Given problem – Using the data below, gather each line that includes the word "name".

***** Data records

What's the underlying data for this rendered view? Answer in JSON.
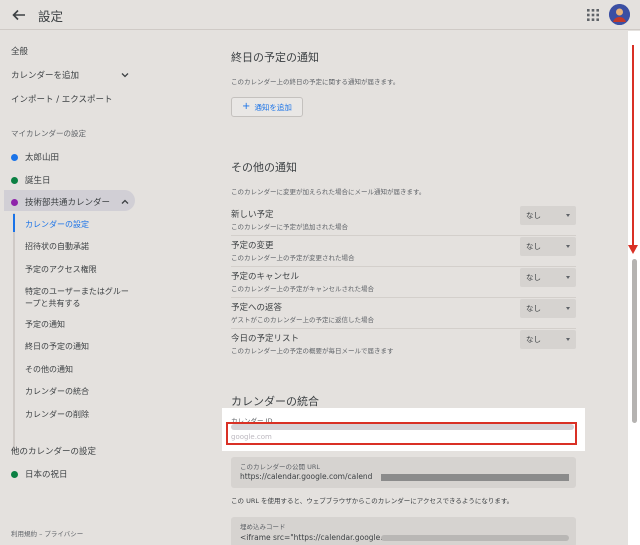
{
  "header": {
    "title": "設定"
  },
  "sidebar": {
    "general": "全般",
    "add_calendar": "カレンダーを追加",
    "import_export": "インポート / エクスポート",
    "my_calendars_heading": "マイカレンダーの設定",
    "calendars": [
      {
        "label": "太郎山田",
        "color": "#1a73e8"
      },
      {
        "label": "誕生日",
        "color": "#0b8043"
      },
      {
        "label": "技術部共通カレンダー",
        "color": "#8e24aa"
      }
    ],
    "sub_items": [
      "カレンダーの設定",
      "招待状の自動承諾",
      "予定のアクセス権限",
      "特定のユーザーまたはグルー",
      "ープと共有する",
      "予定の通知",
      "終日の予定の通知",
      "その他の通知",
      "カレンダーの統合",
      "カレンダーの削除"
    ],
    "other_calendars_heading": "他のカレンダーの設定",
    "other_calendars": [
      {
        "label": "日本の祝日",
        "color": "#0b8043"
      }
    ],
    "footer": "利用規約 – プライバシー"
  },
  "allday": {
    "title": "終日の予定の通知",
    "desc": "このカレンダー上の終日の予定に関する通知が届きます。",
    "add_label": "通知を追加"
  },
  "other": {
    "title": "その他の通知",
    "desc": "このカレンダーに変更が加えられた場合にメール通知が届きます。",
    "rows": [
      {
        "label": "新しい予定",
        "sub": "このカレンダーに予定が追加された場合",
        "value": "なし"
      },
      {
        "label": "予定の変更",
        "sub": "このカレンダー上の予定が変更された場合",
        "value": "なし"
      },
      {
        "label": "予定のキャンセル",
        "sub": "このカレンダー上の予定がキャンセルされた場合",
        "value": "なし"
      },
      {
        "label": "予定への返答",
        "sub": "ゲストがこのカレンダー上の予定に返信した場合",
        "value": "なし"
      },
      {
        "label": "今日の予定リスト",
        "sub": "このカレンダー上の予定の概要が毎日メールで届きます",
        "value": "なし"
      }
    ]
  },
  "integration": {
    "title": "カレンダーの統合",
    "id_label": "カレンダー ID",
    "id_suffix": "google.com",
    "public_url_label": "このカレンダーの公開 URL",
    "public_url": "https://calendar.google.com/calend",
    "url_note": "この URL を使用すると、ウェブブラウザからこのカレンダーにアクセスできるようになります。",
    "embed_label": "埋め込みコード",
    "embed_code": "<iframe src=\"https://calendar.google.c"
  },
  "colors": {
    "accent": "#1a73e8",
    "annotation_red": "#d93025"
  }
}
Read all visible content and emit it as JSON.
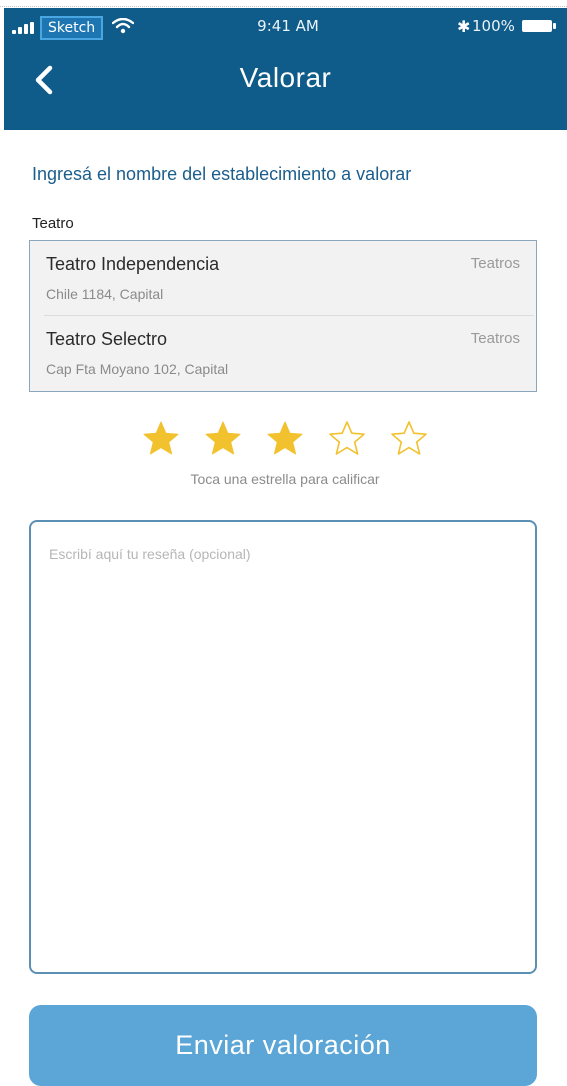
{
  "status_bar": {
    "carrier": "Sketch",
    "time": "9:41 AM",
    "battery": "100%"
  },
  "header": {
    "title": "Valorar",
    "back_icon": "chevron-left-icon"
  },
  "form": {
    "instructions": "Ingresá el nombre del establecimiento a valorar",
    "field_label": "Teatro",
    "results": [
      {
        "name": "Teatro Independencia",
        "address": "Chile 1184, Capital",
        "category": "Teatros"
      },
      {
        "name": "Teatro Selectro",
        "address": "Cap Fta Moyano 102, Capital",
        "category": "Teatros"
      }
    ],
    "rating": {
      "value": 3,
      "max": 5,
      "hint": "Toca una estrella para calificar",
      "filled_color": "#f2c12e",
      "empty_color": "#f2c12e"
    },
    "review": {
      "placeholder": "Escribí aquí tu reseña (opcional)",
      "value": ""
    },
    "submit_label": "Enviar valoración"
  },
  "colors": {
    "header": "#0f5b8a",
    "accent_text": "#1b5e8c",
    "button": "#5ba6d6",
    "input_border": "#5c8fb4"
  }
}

**********

Final result –
        "name": "Teatro Independencia",
        "name": "Teatro Selectro",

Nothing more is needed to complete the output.